### PROVIDED INFORMATION
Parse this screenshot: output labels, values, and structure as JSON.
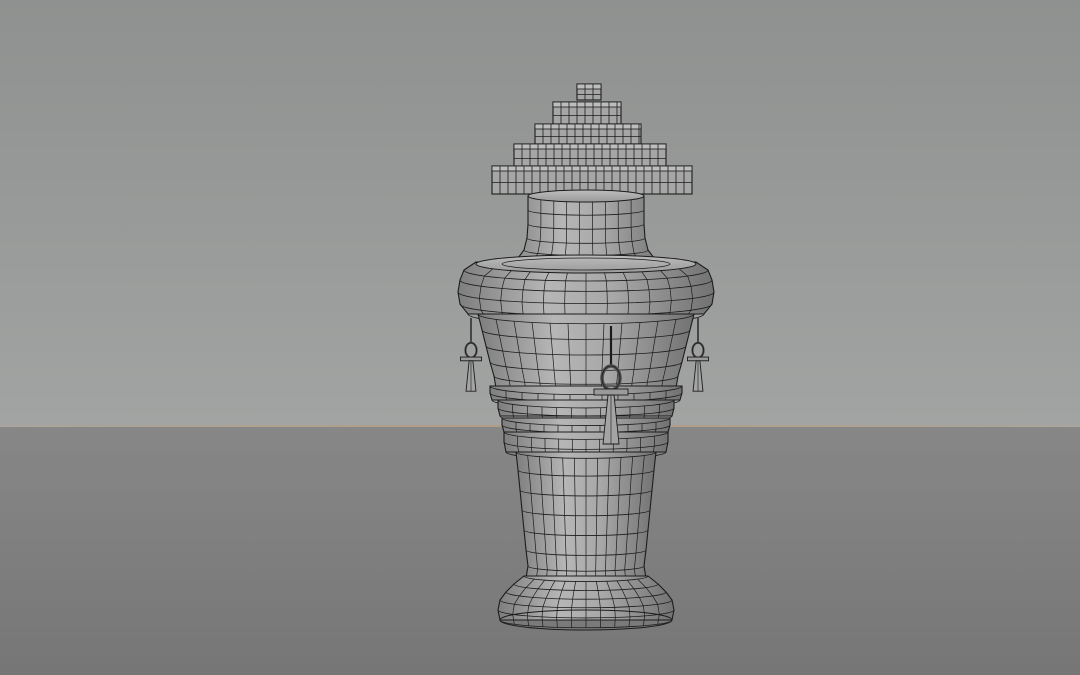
{
  "scene": {
    "subject": "canopic-urn-wireframe",
    "colors": {
      "wall": "#999b9a",
      "floor": "#7f7f7f",
      "horizon": "#b29c82",
      "mesh_fill": "#9c9c9c",
      "mesh_fill_light": "#b4b4b4",
      "mesh_fill_dark": "#7a7a7a",
      "wire": "#1c1c1c"
    }
  }
}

### PROBLEM DETAILS
Keep the pictures out of your copy, and repeat every entry above exactly.

### TASK RESULT
Parse this screenshot: output labels, values, and structure as JSON.
{
  "scene": {
    "subject": "canopic-urn-wireframe",
    "colors": {
      "wall": "#999b9a",
      "floor": "#7f7f7f",
      "horizon": "#b29c82",
      "mesh_fill": "#9c9c9c",
      "mesh_fill_light": "#b4b4b4",
      "mesh_fill_dark": "#7a7a7a",
      "wire": "#1c1c1c"
    }
  }
}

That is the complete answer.